## Task requirements:
Sift the listing for lines that hold the string "image" and pull them out.

_ _ _ _

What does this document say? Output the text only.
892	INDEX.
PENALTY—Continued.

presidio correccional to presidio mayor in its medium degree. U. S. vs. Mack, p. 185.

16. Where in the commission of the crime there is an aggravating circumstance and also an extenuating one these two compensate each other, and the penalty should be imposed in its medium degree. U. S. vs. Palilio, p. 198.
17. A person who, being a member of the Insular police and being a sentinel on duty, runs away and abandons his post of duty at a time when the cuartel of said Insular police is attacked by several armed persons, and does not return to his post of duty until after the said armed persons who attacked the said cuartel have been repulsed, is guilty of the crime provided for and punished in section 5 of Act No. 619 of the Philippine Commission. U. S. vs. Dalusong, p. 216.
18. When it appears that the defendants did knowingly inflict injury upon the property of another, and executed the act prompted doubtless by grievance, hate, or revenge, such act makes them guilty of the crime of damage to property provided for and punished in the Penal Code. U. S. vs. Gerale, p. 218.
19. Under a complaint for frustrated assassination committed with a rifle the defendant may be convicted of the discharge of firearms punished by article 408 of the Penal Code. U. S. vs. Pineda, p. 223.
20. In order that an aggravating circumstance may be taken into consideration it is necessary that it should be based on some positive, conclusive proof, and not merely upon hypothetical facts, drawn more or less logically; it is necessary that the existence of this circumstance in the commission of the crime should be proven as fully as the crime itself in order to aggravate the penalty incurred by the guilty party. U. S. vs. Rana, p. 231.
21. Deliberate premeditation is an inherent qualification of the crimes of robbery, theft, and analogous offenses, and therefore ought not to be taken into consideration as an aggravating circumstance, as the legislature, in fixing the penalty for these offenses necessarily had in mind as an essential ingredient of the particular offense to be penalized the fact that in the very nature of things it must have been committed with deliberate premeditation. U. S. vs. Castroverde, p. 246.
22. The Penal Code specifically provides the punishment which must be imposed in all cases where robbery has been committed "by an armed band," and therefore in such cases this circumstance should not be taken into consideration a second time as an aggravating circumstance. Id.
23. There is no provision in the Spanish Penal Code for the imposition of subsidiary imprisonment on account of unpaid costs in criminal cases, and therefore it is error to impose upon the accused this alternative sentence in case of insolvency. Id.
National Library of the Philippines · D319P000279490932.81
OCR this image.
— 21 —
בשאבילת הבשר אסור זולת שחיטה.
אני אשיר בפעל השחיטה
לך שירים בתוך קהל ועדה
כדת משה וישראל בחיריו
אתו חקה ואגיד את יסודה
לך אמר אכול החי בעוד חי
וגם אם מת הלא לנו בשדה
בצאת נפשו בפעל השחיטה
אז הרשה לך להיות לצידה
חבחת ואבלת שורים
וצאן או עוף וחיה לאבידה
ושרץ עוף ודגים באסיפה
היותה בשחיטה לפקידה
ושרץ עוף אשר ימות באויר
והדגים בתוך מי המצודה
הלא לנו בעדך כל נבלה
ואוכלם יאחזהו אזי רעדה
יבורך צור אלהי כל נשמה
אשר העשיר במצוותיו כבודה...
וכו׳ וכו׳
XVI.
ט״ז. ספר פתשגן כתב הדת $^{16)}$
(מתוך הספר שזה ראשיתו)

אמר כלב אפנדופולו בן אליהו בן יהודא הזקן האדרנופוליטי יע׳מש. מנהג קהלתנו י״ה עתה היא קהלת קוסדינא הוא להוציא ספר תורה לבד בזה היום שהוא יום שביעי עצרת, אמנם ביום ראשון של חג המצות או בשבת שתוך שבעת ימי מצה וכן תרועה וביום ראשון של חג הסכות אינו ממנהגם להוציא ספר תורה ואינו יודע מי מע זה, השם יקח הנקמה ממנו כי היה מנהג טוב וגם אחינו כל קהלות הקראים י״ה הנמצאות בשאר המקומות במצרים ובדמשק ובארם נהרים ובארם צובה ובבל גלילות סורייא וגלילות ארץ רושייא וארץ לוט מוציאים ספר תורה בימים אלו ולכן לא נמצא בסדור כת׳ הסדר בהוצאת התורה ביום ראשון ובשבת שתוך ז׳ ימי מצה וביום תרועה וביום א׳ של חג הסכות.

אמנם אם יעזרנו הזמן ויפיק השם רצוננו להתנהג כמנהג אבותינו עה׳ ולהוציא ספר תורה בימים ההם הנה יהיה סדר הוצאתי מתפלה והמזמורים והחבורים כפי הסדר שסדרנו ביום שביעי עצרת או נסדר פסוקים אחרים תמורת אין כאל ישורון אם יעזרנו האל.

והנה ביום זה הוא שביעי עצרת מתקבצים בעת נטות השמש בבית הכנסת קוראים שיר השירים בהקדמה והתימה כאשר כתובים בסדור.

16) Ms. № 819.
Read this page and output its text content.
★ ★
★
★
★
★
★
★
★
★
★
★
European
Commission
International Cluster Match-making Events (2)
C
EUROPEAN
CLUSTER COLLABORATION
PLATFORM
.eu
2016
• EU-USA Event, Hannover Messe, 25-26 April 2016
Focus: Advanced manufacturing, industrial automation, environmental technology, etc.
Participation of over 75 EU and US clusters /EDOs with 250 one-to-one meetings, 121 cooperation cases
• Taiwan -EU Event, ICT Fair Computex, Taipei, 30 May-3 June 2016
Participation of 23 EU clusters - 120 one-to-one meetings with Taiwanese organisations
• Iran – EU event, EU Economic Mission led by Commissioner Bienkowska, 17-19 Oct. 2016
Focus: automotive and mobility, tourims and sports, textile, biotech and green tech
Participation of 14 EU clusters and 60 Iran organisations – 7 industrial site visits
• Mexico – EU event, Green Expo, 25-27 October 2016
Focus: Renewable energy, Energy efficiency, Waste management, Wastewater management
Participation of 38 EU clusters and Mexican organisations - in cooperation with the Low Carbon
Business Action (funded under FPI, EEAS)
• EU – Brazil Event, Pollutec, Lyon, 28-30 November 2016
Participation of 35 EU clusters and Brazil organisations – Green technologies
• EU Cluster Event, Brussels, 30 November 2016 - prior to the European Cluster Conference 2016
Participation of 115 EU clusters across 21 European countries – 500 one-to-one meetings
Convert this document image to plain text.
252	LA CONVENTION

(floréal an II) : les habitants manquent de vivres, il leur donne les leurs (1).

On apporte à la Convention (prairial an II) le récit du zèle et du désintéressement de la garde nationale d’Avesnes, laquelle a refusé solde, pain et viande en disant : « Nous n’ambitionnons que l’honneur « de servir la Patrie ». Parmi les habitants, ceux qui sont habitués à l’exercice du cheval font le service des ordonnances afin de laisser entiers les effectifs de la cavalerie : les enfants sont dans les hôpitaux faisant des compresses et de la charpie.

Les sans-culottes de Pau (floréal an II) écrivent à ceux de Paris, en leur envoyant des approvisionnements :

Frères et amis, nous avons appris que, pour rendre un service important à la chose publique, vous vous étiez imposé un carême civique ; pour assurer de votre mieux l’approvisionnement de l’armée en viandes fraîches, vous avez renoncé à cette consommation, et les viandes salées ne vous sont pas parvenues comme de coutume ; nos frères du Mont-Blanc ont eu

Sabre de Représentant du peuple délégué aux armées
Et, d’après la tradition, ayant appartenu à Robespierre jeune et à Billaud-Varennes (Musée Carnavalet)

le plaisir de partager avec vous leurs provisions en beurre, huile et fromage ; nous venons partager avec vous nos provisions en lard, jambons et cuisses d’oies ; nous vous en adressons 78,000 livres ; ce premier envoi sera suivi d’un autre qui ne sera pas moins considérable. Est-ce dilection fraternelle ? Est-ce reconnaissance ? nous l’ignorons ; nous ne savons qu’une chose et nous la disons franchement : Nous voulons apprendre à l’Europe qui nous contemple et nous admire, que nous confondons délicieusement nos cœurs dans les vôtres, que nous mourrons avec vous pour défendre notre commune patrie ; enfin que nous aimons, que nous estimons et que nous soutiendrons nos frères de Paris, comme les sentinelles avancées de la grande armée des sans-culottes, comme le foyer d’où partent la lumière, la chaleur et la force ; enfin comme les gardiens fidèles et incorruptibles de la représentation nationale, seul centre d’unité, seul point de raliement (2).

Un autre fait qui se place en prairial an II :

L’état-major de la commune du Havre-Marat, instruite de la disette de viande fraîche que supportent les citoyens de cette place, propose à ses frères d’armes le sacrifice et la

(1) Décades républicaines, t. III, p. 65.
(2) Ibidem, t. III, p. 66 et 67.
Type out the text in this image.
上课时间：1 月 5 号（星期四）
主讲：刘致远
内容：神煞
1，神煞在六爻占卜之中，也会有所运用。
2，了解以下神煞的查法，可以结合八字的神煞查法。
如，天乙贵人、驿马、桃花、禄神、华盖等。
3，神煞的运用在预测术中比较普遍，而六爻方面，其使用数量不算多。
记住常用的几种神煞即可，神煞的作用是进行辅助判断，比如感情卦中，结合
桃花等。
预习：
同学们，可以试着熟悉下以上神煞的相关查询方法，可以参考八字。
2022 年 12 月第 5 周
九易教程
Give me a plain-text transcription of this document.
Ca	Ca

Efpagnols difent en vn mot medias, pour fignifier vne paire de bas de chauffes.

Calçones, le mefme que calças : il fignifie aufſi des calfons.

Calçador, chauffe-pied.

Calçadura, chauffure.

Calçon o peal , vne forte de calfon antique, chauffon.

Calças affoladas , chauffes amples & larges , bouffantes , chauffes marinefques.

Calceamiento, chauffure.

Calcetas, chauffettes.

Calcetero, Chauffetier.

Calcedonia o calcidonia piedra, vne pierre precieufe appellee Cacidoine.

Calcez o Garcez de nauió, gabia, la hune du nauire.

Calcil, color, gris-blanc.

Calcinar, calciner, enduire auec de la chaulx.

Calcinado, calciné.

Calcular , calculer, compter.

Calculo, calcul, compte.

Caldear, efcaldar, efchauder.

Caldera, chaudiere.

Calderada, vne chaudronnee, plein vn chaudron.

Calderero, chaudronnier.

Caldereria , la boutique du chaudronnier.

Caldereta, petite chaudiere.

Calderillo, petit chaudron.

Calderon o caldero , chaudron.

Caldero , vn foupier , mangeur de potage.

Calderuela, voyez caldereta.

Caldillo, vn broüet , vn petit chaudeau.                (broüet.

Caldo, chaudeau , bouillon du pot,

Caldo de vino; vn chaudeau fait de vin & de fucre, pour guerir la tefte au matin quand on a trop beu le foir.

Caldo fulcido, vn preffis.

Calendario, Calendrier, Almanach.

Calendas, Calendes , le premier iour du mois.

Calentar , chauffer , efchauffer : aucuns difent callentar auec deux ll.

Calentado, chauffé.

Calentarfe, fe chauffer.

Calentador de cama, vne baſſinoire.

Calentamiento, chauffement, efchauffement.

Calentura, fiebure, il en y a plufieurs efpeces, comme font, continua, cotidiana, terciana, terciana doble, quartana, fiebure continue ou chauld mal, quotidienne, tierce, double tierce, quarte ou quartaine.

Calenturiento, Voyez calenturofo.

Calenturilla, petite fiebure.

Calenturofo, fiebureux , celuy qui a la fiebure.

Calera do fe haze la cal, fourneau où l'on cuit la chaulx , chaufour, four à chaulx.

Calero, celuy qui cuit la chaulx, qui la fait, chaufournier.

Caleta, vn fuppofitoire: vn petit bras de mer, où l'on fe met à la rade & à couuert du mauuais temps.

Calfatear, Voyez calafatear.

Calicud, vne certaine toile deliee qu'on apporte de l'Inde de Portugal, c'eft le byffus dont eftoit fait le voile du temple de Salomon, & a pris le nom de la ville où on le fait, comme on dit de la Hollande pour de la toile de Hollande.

_ _ _ _

## Written answer:
OCR this image.
Convert this document image to plain text.
Type out the text in this image.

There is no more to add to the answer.